Filter the entries, keeping every line with the word "صحبت".

******

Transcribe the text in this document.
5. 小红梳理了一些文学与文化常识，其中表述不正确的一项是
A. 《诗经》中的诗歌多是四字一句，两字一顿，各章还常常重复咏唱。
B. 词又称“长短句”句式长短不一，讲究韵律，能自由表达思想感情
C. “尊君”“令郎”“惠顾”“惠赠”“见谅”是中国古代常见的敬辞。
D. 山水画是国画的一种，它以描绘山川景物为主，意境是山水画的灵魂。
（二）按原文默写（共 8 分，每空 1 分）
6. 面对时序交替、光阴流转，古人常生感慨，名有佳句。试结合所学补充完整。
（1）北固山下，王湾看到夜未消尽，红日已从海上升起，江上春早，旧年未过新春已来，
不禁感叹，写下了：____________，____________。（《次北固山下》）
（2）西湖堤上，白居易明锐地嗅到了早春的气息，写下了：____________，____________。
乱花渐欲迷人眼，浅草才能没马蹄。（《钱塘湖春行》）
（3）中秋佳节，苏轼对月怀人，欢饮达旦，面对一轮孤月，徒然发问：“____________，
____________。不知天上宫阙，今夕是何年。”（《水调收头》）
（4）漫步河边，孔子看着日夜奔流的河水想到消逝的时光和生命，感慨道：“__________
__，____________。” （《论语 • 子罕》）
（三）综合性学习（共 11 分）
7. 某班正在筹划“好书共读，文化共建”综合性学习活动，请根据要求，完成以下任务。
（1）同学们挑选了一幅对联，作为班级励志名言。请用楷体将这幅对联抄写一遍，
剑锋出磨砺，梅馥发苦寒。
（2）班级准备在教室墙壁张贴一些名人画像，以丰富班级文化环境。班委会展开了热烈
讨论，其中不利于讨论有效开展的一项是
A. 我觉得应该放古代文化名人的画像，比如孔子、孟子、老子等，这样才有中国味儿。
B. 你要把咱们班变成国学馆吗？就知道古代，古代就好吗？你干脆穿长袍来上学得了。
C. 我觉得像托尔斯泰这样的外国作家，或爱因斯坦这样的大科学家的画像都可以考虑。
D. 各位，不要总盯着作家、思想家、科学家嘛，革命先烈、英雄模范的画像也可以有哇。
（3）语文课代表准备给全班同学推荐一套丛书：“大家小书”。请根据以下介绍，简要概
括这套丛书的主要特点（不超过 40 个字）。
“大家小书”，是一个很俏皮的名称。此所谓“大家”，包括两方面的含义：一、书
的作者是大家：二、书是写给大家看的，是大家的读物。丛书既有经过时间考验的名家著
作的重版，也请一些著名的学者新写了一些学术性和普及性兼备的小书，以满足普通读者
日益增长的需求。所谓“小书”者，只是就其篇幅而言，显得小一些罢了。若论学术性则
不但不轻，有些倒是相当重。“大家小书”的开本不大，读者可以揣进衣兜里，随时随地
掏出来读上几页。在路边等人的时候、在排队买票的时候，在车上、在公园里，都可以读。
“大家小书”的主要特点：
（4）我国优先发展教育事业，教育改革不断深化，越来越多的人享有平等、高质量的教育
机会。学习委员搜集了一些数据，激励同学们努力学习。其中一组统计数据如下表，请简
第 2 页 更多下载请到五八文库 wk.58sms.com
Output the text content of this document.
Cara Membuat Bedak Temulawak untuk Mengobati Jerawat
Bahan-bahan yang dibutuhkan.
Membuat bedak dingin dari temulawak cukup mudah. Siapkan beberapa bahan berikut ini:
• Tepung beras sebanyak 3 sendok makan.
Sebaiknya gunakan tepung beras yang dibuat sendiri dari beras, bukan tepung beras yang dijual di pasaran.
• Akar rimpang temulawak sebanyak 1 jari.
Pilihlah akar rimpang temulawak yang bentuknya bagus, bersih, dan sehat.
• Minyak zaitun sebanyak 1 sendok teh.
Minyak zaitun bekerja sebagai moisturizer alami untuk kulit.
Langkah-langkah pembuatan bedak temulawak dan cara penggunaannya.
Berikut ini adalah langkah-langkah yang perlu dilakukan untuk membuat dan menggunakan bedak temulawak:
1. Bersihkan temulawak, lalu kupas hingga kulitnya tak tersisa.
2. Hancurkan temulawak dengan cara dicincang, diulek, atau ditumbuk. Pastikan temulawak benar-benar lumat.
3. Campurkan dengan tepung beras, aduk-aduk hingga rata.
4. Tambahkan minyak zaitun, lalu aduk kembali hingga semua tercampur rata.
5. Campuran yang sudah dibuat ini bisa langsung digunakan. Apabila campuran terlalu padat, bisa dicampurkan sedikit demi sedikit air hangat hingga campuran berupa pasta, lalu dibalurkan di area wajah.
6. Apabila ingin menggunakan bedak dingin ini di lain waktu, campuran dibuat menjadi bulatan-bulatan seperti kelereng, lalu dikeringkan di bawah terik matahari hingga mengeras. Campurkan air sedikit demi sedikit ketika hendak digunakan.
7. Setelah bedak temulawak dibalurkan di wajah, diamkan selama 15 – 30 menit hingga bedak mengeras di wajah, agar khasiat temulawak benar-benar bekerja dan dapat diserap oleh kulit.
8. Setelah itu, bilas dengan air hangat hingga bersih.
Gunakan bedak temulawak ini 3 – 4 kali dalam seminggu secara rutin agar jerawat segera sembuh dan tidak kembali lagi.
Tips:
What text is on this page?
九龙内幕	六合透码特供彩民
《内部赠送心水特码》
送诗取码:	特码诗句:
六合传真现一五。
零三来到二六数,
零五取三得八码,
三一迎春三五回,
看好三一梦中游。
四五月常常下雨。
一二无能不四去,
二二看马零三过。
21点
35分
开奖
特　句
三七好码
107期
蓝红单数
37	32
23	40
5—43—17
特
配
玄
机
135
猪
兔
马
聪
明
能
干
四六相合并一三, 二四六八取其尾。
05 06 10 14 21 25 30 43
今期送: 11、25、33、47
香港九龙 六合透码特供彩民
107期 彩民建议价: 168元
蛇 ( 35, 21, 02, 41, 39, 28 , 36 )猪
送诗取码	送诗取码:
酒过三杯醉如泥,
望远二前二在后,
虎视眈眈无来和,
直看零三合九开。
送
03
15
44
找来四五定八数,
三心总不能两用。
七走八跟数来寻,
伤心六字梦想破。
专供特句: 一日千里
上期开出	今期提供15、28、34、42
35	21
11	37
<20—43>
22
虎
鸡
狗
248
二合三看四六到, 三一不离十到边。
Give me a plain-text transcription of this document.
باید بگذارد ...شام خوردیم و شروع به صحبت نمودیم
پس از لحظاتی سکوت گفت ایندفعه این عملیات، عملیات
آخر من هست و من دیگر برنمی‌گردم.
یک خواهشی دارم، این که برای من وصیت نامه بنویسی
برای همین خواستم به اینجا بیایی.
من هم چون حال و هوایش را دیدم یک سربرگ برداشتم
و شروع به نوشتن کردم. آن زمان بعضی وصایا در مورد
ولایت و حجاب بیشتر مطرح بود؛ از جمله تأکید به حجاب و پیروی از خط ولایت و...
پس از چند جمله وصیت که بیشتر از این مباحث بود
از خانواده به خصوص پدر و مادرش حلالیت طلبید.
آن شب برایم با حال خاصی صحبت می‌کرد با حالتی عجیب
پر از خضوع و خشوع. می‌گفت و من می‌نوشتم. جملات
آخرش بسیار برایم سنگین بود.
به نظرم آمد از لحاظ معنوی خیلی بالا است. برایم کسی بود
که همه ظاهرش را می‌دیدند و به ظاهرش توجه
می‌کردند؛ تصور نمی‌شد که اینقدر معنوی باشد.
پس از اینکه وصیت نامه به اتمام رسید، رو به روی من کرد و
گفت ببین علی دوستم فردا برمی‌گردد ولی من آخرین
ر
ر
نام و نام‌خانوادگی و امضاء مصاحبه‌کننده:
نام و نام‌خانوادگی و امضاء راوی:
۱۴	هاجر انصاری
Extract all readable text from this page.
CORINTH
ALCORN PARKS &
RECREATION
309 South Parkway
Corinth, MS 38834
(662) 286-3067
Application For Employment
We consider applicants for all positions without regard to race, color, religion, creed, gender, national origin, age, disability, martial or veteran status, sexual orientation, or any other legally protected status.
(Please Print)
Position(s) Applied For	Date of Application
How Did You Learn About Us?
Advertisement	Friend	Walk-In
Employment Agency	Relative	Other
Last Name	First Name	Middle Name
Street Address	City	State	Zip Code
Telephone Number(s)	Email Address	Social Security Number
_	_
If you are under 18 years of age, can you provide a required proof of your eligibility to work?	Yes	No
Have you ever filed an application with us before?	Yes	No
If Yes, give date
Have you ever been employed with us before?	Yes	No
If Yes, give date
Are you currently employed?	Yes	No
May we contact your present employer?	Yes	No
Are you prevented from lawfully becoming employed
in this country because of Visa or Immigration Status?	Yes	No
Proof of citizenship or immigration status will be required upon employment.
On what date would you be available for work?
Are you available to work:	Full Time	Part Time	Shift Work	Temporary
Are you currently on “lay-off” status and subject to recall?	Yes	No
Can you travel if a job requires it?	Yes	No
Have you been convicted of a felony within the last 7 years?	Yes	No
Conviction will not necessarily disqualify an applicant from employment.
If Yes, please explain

******

TASK OUTPUT:
باید بگذارد ...شام خوردیم و شروع به صحبت نمودیم
آن شب برایم با حال خاصی صحبت می‌کرد با حالتی عجیب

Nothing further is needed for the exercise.